> _PROBLEMS TO WORK ON_
a – Repeat everything in the passage on English football culture from "This is an anti-English" down to "years to build.".
b – Translate this sentence from the passage on English football culture into Spanish: "Underdogs, or countries who culturally are comfortable as underdogs, don’t fit into winning cultures."
c – Carry the passage on English football culture further, picking up after its last sentence.

> _ARTICLE_

This is an anti-English schedule in some ways. We prize effort and endeavour, above all, two elements that are the preserve of the underdog, another English favourite. Underdogs, or countries who culturally are comfortable as underdogs, don’t fit into winning cultures. You could choose to build an exciting team – or a stylish team – or a team of heroes – relatively easily in England, but building a team that thinks it can win (with all the impact on play that that implies) and is comfortable with the idea (likewise) is almost impossible as things stand. Sven had to settle for one that just thought it could win… and that took five years to build.

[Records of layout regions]
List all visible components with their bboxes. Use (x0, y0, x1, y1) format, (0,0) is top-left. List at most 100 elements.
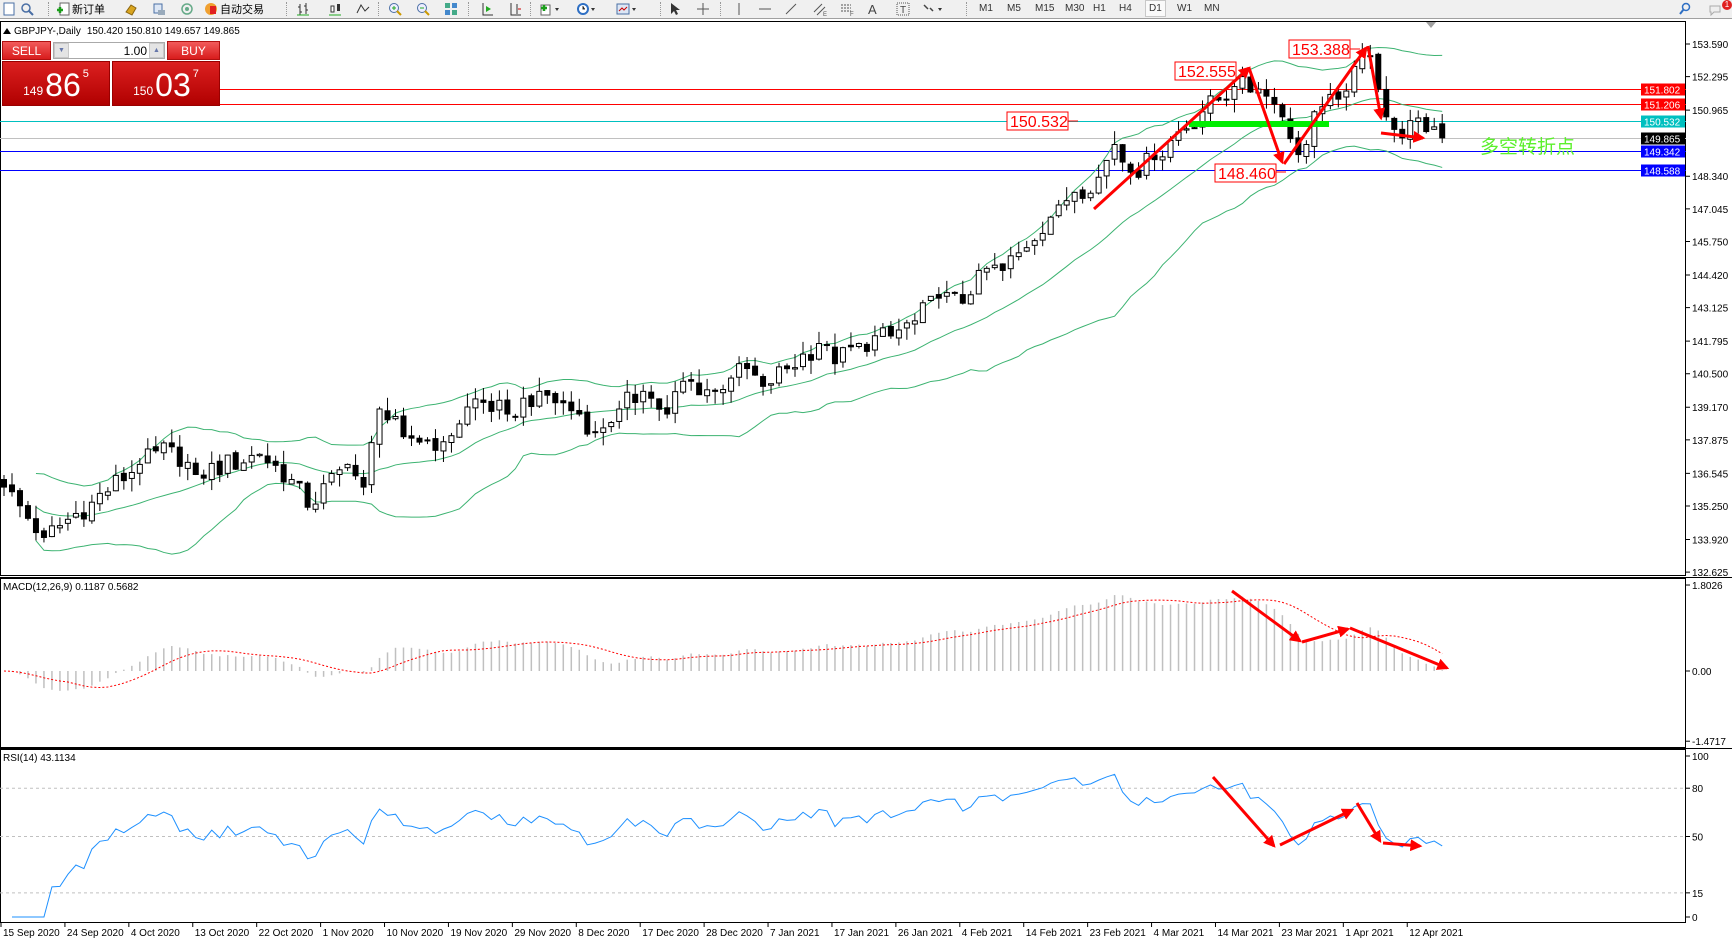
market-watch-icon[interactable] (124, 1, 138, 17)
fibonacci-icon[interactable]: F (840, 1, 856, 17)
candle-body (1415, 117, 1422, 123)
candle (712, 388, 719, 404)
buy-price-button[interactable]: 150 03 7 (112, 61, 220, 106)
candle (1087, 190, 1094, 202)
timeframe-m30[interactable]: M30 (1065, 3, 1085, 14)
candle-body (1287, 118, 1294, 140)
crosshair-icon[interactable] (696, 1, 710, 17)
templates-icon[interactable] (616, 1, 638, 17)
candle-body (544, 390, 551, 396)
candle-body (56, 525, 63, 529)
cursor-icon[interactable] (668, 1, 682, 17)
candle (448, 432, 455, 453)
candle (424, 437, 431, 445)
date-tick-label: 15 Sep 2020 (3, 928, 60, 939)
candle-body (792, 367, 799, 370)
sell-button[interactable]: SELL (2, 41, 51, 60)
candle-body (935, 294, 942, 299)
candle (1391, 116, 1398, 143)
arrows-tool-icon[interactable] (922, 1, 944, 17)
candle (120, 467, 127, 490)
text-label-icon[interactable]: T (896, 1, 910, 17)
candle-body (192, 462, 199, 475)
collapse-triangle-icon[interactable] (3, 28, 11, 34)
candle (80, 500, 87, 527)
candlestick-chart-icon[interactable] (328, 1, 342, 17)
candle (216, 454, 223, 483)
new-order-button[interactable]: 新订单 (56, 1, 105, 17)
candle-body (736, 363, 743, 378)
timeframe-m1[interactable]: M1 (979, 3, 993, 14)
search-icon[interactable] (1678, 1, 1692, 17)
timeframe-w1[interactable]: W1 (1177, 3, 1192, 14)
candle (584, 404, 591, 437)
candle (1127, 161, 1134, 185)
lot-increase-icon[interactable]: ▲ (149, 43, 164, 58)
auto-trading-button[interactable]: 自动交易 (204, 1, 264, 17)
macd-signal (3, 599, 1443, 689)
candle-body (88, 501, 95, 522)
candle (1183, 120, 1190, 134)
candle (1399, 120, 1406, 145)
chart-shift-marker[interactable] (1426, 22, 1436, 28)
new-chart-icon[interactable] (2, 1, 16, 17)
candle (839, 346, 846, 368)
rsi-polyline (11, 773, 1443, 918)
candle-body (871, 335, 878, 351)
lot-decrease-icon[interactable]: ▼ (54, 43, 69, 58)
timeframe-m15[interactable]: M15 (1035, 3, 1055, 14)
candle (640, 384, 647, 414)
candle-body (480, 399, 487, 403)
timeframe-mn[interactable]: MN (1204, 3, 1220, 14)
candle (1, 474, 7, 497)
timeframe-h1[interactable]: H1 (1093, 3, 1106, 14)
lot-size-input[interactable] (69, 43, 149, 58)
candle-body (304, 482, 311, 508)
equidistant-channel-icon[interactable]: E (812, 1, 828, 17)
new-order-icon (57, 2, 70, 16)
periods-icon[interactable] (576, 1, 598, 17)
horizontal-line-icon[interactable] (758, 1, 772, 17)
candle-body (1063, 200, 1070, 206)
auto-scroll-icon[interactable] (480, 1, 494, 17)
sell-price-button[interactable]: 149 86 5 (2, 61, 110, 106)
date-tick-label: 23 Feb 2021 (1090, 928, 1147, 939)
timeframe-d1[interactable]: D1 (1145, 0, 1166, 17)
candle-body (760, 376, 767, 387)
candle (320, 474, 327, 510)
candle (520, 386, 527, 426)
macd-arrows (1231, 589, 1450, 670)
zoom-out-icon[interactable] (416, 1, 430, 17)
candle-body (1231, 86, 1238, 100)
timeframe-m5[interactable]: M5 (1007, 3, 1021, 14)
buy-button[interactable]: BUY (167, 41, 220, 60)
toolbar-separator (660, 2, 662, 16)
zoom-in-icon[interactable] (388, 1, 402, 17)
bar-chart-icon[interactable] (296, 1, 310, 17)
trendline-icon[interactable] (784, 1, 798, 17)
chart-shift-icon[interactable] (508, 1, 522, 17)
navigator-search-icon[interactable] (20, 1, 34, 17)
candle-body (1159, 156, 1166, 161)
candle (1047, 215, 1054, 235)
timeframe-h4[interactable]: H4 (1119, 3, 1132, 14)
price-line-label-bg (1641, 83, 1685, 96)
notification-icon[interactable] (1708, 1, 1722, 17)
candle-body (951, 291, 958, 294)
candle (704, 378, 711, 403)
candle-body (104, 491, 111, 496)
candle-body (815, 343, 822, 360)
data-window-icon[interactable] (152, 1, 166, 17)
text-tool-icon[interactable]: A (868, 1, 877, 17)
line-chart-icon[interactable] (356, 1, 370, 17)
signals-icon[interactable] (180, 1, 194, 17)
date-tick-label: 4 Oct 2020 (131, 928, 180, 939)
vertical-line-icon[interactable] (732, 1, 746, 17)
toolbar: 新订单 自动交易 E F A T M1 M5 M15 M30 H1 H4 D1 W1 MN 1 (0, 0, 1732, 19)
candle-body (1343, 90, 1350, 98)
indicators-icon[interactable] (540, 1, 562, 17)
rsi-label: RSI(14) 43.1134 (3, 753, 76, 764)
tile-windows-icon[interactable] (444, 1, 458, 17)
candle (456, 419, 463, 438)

> _ANSWERS_
a –
This is an anti-English schedule in some ways. We prize effort and endeavour, above all, two elements that are the preserve of the underdog, another English favourite. Underdogs, or countries who culturally are comfortable as underdogs, don’t fit into winning cultures. You could choose to build an exciting team – or a stylish team – or a team of heroes – relatively easily in England, but building a team that thinks it can win (with all the impact on play that that implies) and is comfortable with the idea (likewise) is almost impossible as things stand. Sven had to settle for one that just thought it could win… and that took five years to build.

b – Los desvalidos, o los países que culturalmente se sienten cómodos en el papel de desvalidos, no encajan en las culturas ganadoras.

c –
Sven’s view of a winning culture within a squad involves lack of conflict within the group. He sees internal conflict as detrimental to the mental energy of the players, especially within an international squad that, at a major championship, could be holed up together for as much as a month. Players who are seen as likely disturbers of the peace don’t make the plane. Rumour has it that Robbie Fowler ended his own international career by marking Michael Owen’s injury problems at the 2002 World Cup with selfish boasts about becoming the next Geoff Hurst (Hurst was new to England in ’66, not featuring until the quarter final after injury to Jimmy Greaves; so much for Ramsey knowing his style of play and his best squad…). Jermaine Defoe, so more rumours go, is not team-orientated in other, less intrusive ways.
Hoddle dropped Gascoigne before the 1998 World Cup not because of his performances – even at half-pace, Gazza was the best midfielder in the country by a distance – but because he was an intensely disruptive presence in the camp. (Gascoigne’s problems are not of his own making, and his new book makes it clear to me at least that, having been let down by the complacent unconcern of football (Bryan Robson went out of his way to help, however, and so did Walter Smith) he is now being let down by the mental health establishment, who have little to offer him beyond exhortation).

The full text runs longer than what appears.